## Start Data section

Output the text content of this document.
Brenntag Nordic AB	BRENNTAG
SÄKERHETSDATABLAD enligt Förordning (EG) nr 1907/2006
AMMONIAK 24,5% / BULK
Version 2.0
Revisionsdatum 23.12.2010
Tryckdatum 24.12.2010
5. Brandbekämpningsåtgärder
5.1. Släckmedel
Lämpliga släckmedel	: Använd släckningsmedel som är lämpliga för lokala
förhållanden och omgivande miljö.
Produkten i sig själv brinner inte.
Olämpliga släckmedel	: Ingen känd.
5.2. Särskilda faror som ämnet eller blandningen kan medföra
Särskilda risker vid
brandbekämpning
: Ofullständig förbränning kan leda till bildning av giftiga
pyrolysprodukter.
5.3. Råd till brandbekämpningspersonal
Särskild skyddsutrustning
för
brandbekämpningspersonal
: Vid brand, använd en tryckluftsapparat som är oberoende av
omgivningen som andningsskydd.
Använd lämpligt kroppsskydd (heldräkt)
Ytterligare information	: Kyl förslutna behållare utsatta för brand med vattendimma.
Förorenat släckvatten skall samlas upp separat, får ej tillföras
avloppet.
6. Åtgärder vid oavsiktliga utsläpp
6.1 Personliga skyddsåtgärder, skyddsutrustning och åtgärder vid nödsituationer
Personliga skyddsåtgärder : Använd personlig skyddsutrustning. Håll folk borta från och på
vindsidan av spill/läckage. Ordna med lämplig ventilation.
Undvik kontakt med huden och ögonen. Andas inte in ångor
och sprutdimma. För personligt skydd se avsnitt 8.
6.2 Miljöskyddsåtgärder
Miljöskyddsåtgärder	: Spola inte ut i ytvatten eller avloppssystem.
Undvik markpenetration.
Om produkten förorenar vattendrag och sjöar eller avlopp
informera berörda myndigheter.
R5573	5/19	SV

## End Data section

What to do:
Restate the listing in full, word for word.

Problem solution:
Output the text content of this document.
Brenntag Nordic AB	BRENNTAG
SÄKERHETSDATABLAD enligt Förordning (EG) nr 1907/2006
AMMONIAK 24,5% / BULK
Version 2.0
Revisionsdatum 23.12.2010
Tryckdatum 24.12.2010
5. Brandbekämpningsåtgärder
5.1. Släckmedel
Lämpliga släckmedel	: Använd släckningsmedel som är lämpliga för lokala
förhållanden och omgivande miljö.
Produkten i sig själv brinner inte.
Olämpliga släckmedel	: Ingen känd.
5.2. Särskilda faror som ämnet eller blandningen kan medföra
Särskilda risker vid
brandbekämpning
: Ofullständig förbränning kan leda till bildning av giftiga
pyrolysprodukter.
5.3. Råd till brandbekämpningspersonal
Särskild skyddsutrustning
för
brandbekämpningspersonal
: Vid brand, använd en tryckluftsapparat som är oberoende av
omgivningen som andningsskydd.
Använd lämpligt kroppsskydd (heldräkt)
Ytterligare information	: Kyl förslutna behållare utsatta för brand med vattendimma.
Förorenat släckvatten skall samlas upp separat, får ej tillföras
avloppet.
6. Åtgärder vid oavsiktliga utsläpp
6.1 Personliga skyddsåtgärder, skyddsutrustning och åtgärder vid nödsituationer
Personliga skyddsåtgärder : Använd personlig skyddsutrustning. Håll folk borta från och på
vindsidan av spill/läckage. Ordna med lämplig ventilation.
Undvik kontakt med huden och ögonen. Andas inte in ångor
och sprutdimma. För personligt skydd se avsnitt 8.
6.2 Miljöskyddsåtgärder
Miljöskyddsåtgärder	: Spola inte ut i ytvatten eller avloppssystem.
Undvik markpenetration.
Om produkten förorenar vattendrag och sjöar eller avlopp
informera berörda myndigheter.
R5573	5/19	SV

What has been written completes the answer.